=== Task to complete ===
Will you transcribe all the entries word for word, skipping the pictures they hold?

=== Entries provided ===
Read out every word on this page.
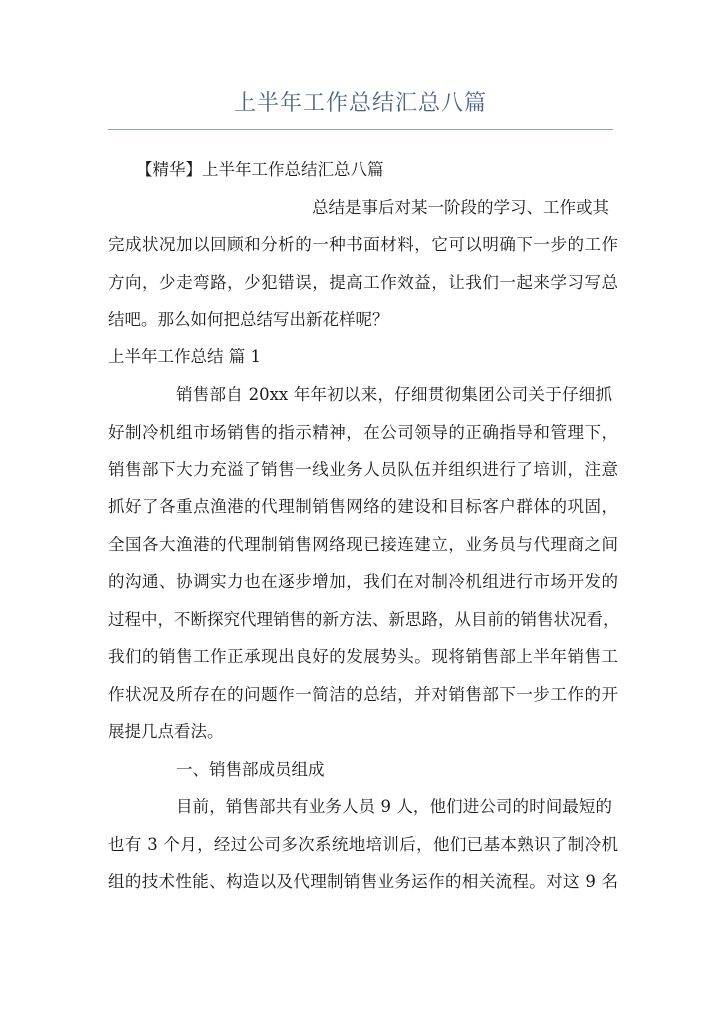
上半年工作总结汇总八篇
【精华】上半年工作总结汇总八篇
总结是事后对某一阶段的学习、工作或其
完成状况加以回顾和分析的一种书面材料，它可以明确下一步的工作
方向，少走弯路，少犯错误，提高工作效益，让我们一起来学习写总
结吧。那么如何把总结写出新花样呢？
上半年工作总结 篇 1
销售部自 20xx 年年初以来，仔细贯彻集团公司关于仔细抓
好制冷机组市场销售的指示精神，在公司领导的正确指导和管理下，
销售部下大力充溢了销售一线业务人员队伍并组织进行了培训，注意
抓好了各重点渔港的代理制销售网络的建设和目标客户群体的巩固，
全国各大渔港的代理制销售网络现已接连建立，业务员与代理商之间
的沟通、协调实力也在逐步增加，我们在对制冷机组进行市场开发的
过程中，不断探究代理销售的新方法、新思路，从目前的销售状况看，
我们的销售工作正承现出良好的发展势头。现将销售部上半年销售工
作状况及所存在的问题作一简洁的总结，并对销售部下一步工作的开
展提几点看法。
一、销售部成员组成
目前，销售部共有业务人员 9 人，他们进公司的时间最短的
也有 3 个月，经过公司多次系统地培训后，他们已基本熟识了制冷机
组的技术性能、构造以及代理制销售业务运作的相关流程。对这 9 名
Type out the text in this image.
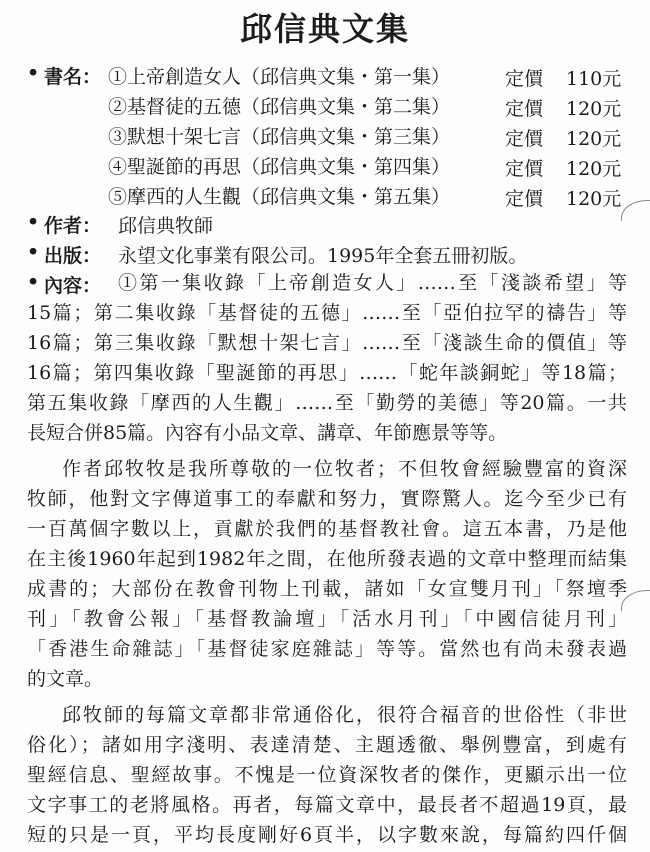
邱信典文集
• 書名： ①上帝創造女人（邱信典文集・第一集）	定價 110元
②基督徒的五德（邱信典文集・第二集）	定價 120元
③默想十架七言（邱信典文集・第三集）	定價 120元
④聖誕節的再思（邱信典文集・第四集）	定價 120元
⑤摩西的人生觀（邱信典文集・第五集）	定價 120元
• 作者： 邱信典牧師
• 出版： 永望文化事業有限公司。1995年全套五冊初版。
• 內容： ①第一集收錄「上帝創造女人」……至「淺談希望」等
15篇；第二集收錄「基督徒的五德」……至「亞伯拉罕的禱告」等
16篇；第三集收錄「默想十架七言」……至「淺談生命的價值」等
16篇；第四集收錄「聖誕節的再思」……「蛇年談銅蛇」等18篇；
第五集收錄「摩西的人生觀」……至「勤勞的美德」等20篇。一共
長短合併85篇。內容有小品文章、講章、年節應景等等。
作者邱牧牧是我所尊敬的一位牧者；不但牧會經驗豐富的資深
牧師，他對文字傳道事工的奉獻和努力，實際驚人。迄今至少已有
一百萬個字數以上，貢獻於我們的基督教社會。這五本書，乃是他
在主後1960年起到1982年之間，在他所發表過的文章中整理而結集
成書的；大部份在教會刊物上刊載，諸如「女宣雙月刊」「祭壇季
刊」「教會公報」「基督教論壇」「活水月刊」「中國信徒月刊」
「香港生命雜誌」「基督徒家庭雜誌」等等。當然也有尚未發表過
的文章。
邱牧師的每篇文章都非常通俗化，很符合福音的世俗性（非世
俗化）；諸如用字淺明、表達清楚、主題透徹、舉例豐富，到處有
聖經信息、聖經故事。不愧是一位資深牧者的傑作，更顯示出一位
文字事工的老將風格。再者，每篇文章中，最長者不超過19頁，最
短的只是一頁，平均長度剛好6頁半，以字數來說，每篇約四仟個
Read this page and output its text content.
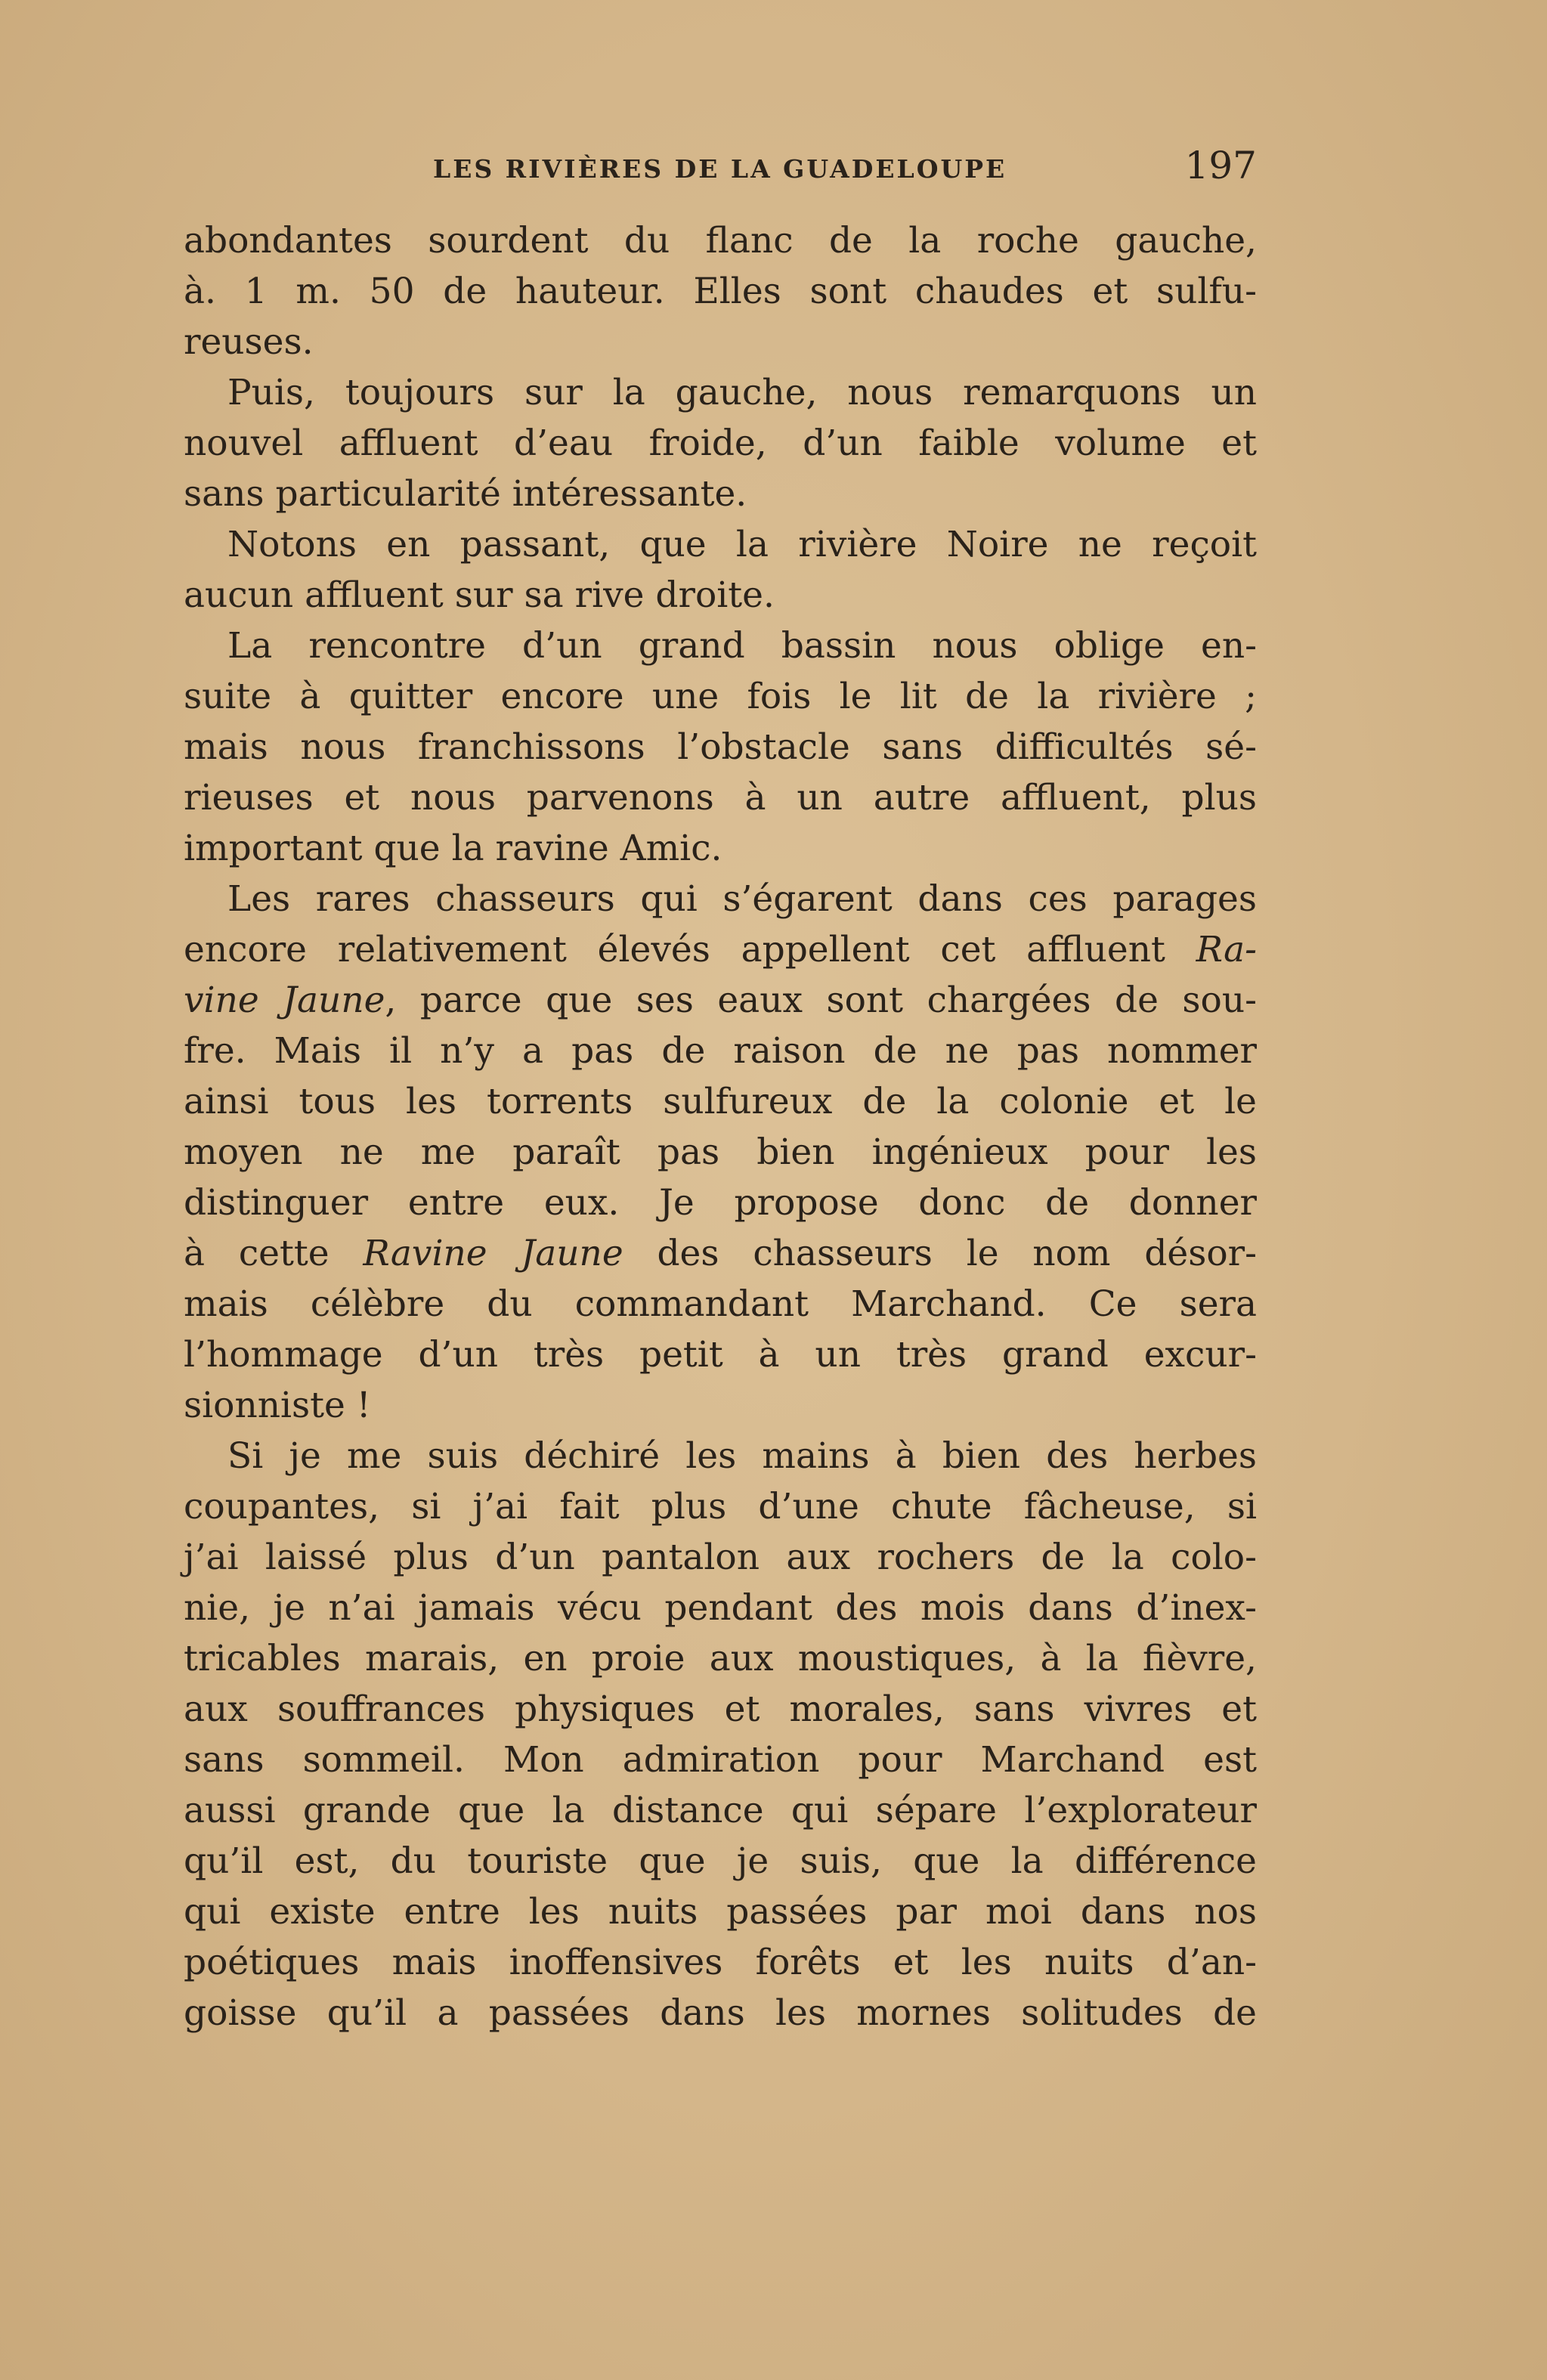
LES RIVIÈRES DE LA GUADELOUPE	197
abondantes sourdent du flanc de la roche gauche,
à. 1 m. 50 de hauteur. Elles sont chaudes et sulfu-
reuses.
Puis, toujours sur la gauche, nous remarquons un
nouvel affluent d’eau froide, d’un faible volume et
sans particularité intéressante.
Notons en passant, que la rivière Noire ne reçoit
aucun affluent sur sa rive droite.
La rencontre d’un grand bassin nous oblige en-
suite à quitter encore une fois le lit de la rivière ;
mais nous franchissons l’obstacle sans difficultés sé-
rieuses et nous parvenons à un autre affluent, plus
important que la ravine Amic.
Les rares chasseurs qui s’égarent dans ces parages
encore relativement élevés appellent cet affluent Ra-
vine Jaune, parce que ses eaux sont chargées de sou-
fre. Mais il n’y a pas de raison de ne pas nommer
ainsi tous les torrents sulfureux de la colonie et le
moyen ne me paraît pas bien ingénieux pour les
distinguer entre eux. Je propose donc de donner
à cette Ravine Jaune des chasseurs le nom désor-
mais célèbre du commandant Marchand. Ce sera
l’hommage d’un très petit à un très grand excur-
sionniste !
Si je me suis déchiré les mains à bien des herbes
coupantes, si j’ai fait plus d’une chute fâcheuse, si
j’ai laissé plus d’un pantalon aux rochers de la colo-
nie, je n’ai jamais vécu pendant des mois dans d’inex-
tricables marais, en proie aux moustiques, à la fièvre,
aux souffrances physiques et morales, sans vivres et
sans sommeil. Mon admiration pour Marchand est
aussi grande que la distance qui sépare l’explorateur
qu’il est, du touriste que je suis, que la différence
qui existe entre les nuits passées par moi dans nos
poétiques mais inoffensives forêts et les nuits d’an-
goisse qu’il a passées dans les mornes solitudes de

=== Response ===
Read out every word on this page.
上半年工作总结汇总八篇
【精华】上半年工作总结汇总八篇
总结是事后对某一阶段的学习、工作或其
完成状况加以回顾和分析的一种书面材料，它可以明确下一步的工作
方向，少走弯路，少犯错误，提高工作效益，让我们一起来学习写总
结吧。那么如何把总结写出新花样呢？
上半年工作总结 篇 1
销售部自 20xx 年年初以来，仔细贯彻集团公司关于仔细抓
好制冷机组市场销售的指示精神，在公司领导的正确指导和管理下，
销售部下大力充溢了销售一线业务人员队伍并组织进行了培训，注意
抓好了各重点渔港的代理制销售网络的建设和目标客户群体的巩固，
全国各大渔港的代理制销售网络现已接连建立，业务员与代理商之间
的沟通、协调实力也在逐步增加，我们在对制冷机组进行市场开发的
过程中，不断探究代理销售的新方法、新思路，从目前的销售状况看，
我们的销售工作正承现出良好的发展势头。现将销售部上半年销售工
作状况及所存在的问题作一简洁的总结，并对销售部下一步工作的开
展提几点看法。
一、销售部成员组成
目前，销售部共有业务人员 9 人，他们进公司的时间最短的
也有 3 个月，经过公司多次系统地培训后，他们已基本熟识了制冷机
组的技术性能、构造以及代理制销售业务运作的相关流程。对这 9 名
Type out the text in this image.
邱信典文集
• 書名： ①上帝創造女人（邱信典文集・第一集）	定價 110元
②基督徒的五德（邱信典文集・第二集）	定價 120元
③默想十架七言（邱信典文集・第三集）	定價 120元
④聖誕節的再思（邱信典文集・第四集）	定價 120元
⑤摩西的人生觀（邱信典文集・第五集）	定價 120元
• 作者： 邱信典牧師
• 出版： 永望文化事業有限公司。1995年全套五冊初版。
• 內容： ①第一集收錄「上帝創造女人」……至「淺談希望」等
15篇；第二集收錄「基督徒的五德」……至「亞伯拉罕的禱告」等
16篇；第三集收錄「默想十架七言」……至「淺談生命的價值」等
16篇；第四集收錄「聖誕節的再思」……「蛇年談銅蛇」等18篇；
第五集收錄「摩西的人生觀」……至「勤勞的美德」等20篇。一共
長短合併85篇。內容有小品文章、講章、年節應景等等。
作者邱牧牧是我所尊敬的一位牧者；不但牧會經驗豐富的資深
牧師，他對文字傳道事工的奉獻和努力，實際驚人。迄今至少已有
一百萬個字數以上，貢獻於我們的基督教社會。這五本書，乃是他
在主後1960年起到1982年之間，在他所發表過的文章中整理而結集
成書的；大部份在教會刊物上刊載，諸如「女宣雙月刊」「祭壇季
刊」「教會公報」「基督教論壇」「活水月刊」「中國信徒月刊」
「香港生命雜誌」「基督徒家庭雜誌」等等。當然也有尚未發表過
的文章。
邱牧師的每篇文章都非常通俗化，很符合福音的世俗性（非世
俗化）；諸如用字淺明、表達清楚、主題透徹、舉例豐富，到處有
聖經信息、聖經故事。不愧是一位資深牧者的傑作，更顯示出一位
文字事工的老將風格。再者，每篇文章中，最長者不超過19頁，最
短的只是一頁，平均長度剛好6頁半，以字數來說，每篇約四仟個
Read this page and output its text content.
LES RIVIÈRES DE LA GUADELOUPE	197
abondantes sourdent du flanc de la roche gauche,
à. 1 m. 50 de hauteur. Elles sont chaudes et sulfu-
reuses.
Puis, toujours sur la gauche, nous remarquons un
nouvel affluent d’eau froide, d’un faible volume et
sans particularité intéressante.
Notons en passant, que la rivière Noire ne reçoit
aucun affluent sur sa rive droite.
La rencontre d’un grand bassin nous oblige en-
suite à quitter encore une fois le lit de la rivière ;
mais nous franchissons l’obstacle sans difficultés sé-
rieuses et nous parvenons à un autre affluent, plus
important que la ravine Amic.
Les rares chasseurs qui s’égarent dans ces parages
encore relativement élevés appellent cet affluent Ra-
vine Jaune, parce que ses eaux sont chargées de sou-
fre. Mais il n’y a pas de raison de ne pas nommer
ainsi tous les torrents sulfureux de la colonie et le
moyen ne me paraît pas bien ingénieux pour les
distinguer entre eux. Je propose donc de donner
à cette Ravine Jaune des chasseurs le nom désor-
mais célèbre du commandant Marchand. Ce sera
l’hommage d’un très petit à un très grand excur-
sionniste !
Si je me suis déchiré les mains à bien des herbes
coupantes, si j’ai fait plus d’une chute fâcheuse, si
j’ai laissé plus d’un pantalon aux rochers de la colo-
nie, je n’ai jamais vécu pendant des mois dans d’inex-
tricables marais, en proie aux moustiques, à la fièvre,
aux souffrances physiques et morales, sans vivres et
sans sommeil. Mon admiration pour Marchand est
aussi grande que la distance qui sépare l’explorateur
qu’il est, du touriste que je suis, que la différence
qui existe entre les nuits passées par moi dans nos
poétiques mais inoffensives forêts et les nuits d’an-
goisse qu’il a passées dans les mornes solitudes de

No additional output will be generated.